### Stored entries
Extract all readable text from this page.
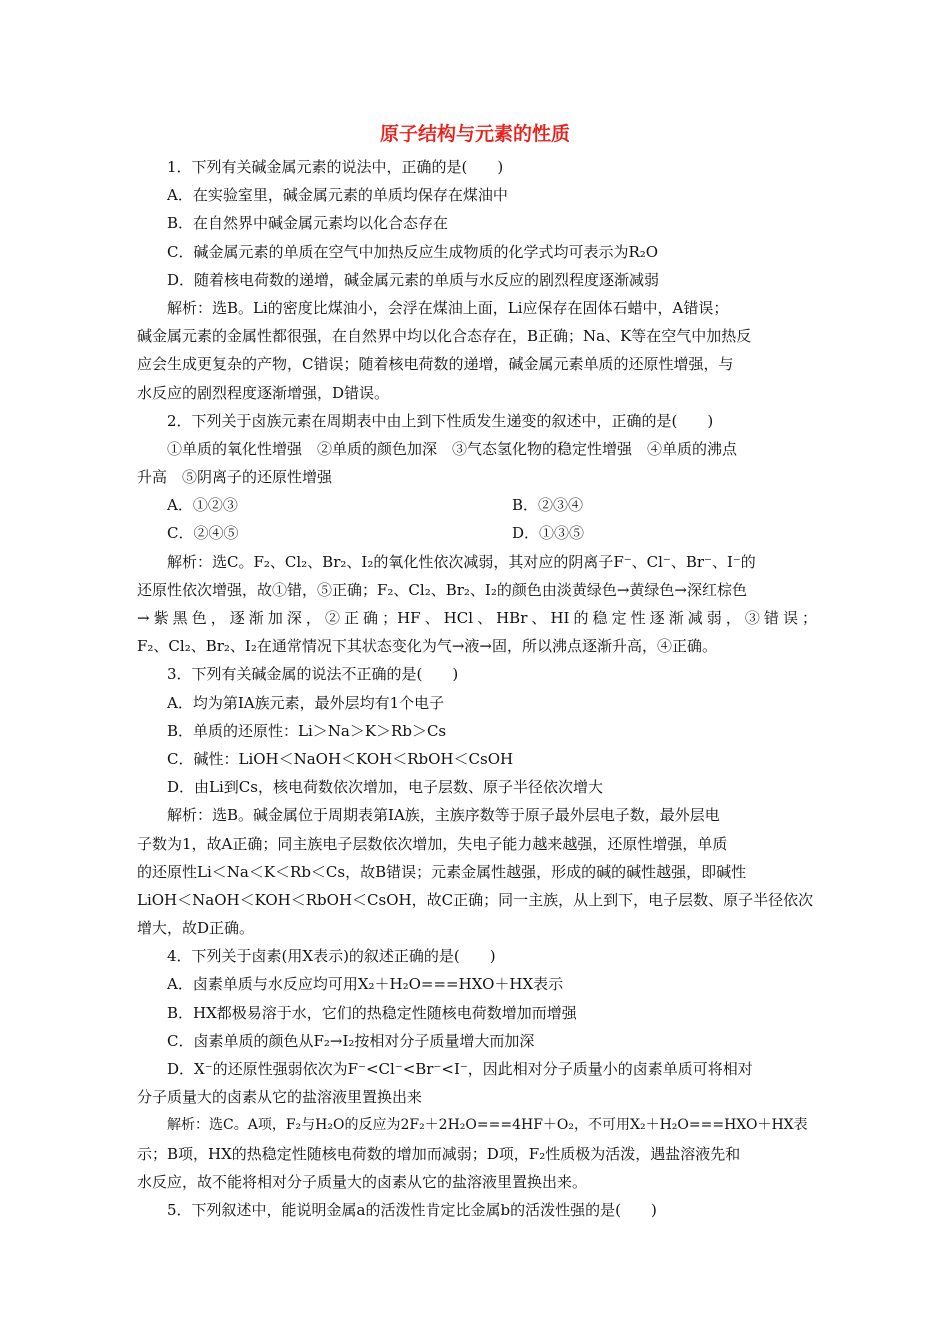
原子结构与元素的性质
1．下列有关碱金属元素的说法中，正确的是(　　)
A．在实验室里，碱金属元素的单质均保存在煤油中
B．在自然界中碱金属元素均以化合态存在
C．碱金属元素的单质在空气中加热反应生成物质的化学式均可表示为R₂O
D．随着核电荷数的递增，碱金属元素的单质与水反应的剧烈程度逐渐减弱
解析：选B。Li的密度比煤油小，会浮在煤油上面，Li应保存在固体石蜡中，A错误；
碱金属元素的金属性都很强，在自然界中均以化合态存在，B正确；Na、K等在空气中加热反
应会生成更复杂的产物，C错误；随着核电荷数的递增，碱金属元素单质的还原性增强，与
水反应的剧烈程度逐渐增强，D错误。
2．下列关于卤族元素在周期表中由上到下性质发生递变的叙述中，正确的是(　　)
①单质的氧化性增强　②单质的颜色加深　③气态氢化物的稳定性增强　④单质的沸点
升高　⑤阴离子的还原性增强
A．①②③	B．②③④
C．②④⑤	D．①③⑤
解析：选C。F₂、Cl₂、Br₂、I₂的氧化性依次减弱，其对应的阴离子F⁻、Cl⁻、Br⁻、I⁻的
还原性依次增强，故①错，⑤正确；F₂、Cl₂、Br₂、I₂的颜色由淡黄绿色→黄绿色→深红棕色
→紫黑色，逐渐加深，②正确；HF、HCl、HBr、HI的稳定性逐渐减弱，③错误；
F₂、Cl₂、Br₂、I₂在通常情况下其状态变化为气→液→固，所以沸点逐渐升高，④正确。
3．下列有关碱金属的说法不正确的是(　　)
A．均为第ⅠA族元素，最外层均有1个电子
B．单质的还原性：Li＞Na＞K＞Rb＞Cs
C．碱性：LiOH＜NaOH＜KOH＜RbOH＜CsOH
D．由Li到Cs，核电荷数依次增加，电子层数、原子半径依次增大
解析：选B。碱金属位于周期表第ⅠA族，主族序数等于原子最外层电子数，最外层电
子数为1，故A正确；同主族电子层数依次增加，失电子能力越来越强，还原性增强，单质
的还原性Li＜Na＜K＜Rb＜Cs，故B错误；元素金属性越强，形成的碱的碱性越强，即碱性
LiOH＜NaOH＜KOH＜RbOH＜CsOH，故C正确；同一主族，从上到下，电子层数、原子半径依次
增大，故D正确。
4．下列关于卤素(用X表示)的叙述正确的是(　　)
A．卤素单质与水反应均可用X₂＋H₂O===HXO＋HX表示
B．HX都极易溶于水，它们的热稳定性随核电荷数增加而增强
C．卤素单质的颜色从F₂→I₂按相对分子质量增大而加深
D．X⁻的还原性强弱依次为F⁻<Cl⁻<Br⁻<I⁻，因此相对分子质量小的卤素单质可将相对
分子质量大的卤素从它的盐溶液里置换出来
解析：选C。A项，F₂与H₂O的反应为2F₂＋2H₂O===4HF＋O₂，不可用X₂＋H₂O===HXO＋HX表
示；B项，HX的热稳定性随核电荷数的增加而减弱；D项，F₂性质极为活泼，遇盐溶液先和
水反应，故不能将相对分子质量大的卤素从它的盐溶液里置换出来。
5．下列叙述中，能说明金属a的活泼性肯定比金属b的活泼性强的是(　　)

### WHAT THE TASK REQUIRES
Scan the entries above for the word "RbOH" and collect each line holding it.

### REPLY
C．碱性：LiOH＜NaOH＜KOH＜RbOH＜CsOH
LiOH＜NaOH＜KOH＜RbOH＜CsOH，故C正确；同一主族，从上到下，电子层数、原子半径依次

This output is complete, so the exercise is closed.